# Start of EXTRACTED MATERIAL
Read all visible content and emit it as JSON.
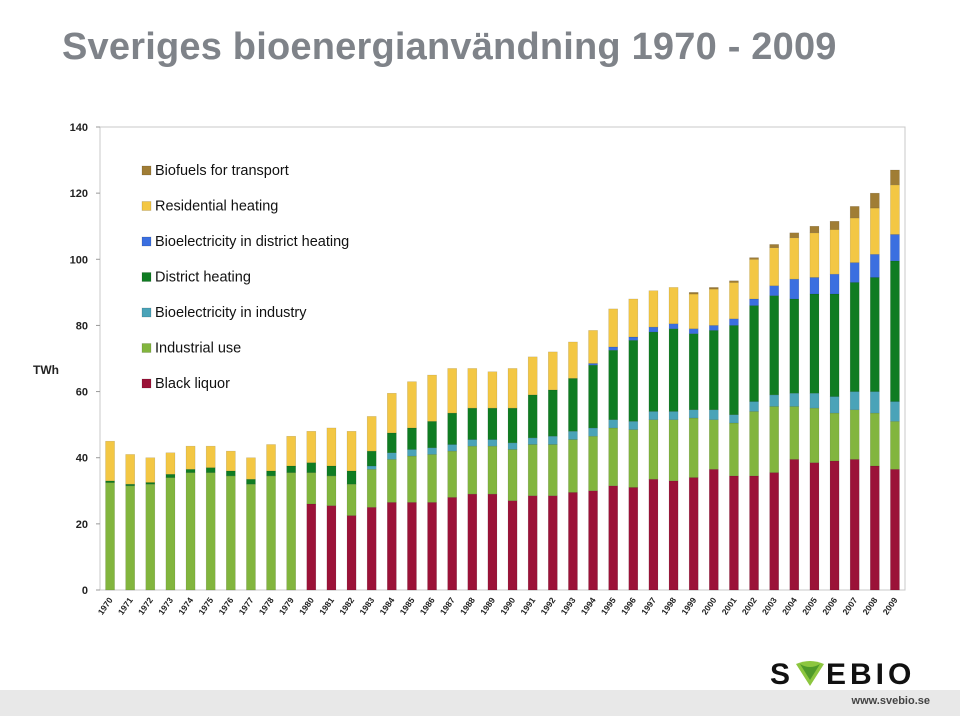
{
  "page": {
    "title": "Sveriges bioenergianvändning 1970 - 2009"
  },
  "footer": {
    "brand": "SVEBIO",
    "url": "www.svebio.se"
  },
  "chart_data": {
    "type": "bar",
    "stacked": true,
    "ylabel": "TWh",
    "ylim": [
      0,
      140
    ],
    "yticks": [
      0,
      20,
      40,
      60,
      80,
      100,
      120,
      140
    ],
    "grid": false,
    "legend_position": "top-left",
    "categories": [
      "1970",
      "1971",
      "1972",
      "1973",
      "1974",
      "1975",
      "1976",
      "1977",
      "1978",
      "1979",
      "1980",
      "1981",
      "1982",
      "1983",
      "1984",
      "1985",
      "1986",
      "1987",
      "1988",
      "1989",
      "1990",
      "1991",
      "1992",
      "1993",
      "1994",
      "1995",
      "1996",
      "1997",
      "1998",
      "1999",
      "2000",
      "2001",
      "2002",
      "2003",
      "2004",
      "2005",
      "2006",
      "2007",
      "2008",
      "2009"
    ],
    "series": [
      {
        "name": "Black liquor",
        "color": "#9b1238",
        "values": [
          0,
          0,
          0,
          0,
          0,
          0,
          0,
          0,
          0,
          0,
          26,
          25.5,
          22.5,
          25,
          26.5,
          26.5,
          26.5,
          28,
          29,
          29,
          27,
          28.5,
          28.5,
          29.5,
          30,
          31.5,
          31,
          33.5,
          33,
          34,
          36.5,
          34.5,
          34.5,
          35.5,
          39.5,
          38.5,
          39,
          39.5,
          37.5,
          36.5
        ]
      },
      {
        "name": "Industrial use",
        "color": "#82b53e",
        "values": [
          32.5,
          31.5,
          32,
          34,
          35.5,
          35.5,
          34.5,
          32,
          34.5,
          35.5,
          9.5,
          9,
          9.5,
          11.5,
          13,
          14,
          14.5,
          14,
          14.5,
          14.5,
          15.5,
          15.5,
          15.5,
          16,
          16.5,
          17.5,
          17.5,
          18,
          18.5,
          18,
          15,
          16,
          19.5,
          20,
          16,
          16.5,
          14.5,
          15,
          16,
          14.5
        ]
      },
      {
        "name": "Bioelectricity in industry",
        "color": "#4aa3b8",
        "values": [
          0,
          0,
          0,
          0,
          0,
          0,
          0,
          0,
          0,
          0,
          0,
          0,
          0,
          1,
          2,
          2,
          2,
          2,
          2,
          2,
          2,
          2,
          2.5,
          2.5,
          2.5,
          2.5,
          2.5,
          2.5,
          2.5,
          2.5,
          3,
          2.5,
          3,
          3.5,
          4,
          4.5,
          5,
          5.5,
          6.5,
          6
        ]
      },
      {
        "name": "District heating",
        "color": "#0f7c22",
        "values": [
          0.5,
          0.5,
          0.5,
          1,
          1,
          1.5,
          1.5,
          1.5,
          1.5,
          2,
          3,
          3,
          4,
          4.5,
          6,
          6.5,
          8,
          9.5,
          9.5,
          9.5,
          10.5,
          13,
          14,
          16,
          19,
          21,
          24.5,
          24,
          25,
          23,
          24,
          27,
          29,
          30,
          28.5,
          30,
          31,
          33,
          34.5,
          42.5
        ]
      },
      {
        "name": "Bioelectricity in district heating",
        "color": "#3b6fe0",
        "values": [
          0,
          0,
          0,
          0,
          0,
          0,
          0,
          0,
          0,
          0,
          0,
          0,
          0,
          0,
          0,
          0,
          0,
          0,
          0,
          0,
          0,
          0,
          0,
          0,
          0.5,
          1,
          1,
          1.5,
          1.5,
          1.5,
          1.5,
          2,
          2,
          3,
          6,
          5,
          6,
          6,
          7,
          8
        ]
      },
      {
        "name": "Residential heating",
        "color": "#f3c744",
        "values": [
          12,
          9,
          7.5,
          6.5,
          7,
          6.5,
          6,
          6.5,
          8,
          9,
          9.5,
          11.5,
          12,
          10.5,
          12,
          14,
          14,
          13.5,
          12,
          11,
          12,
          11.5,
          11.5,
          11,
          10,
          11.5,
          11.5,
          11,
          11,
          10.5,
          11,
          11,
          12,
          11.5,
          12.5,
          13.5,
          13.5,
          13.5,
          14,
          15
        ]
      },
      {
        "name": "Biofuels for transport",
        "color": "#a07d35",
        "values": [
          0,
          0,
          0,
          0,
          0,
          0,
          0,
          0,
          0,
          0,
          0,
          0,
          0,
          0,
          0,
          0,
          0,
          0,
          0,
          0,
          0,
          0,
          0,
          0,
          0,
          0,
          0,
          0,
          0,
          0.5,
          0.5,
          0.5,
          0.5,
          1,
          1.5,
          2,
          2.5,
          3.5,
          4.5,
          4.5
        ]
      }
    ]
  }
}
# End of EXTRACTED MATERIAL
EXERCISE INSTRUCTIONS: Gather all lines from the listing above in which "heating" occurs.

RESULT OF THE EXERCISE:
        "name": "District heating",
        "name": "Bioelectricity in district heating",
        "name": "Residential heating",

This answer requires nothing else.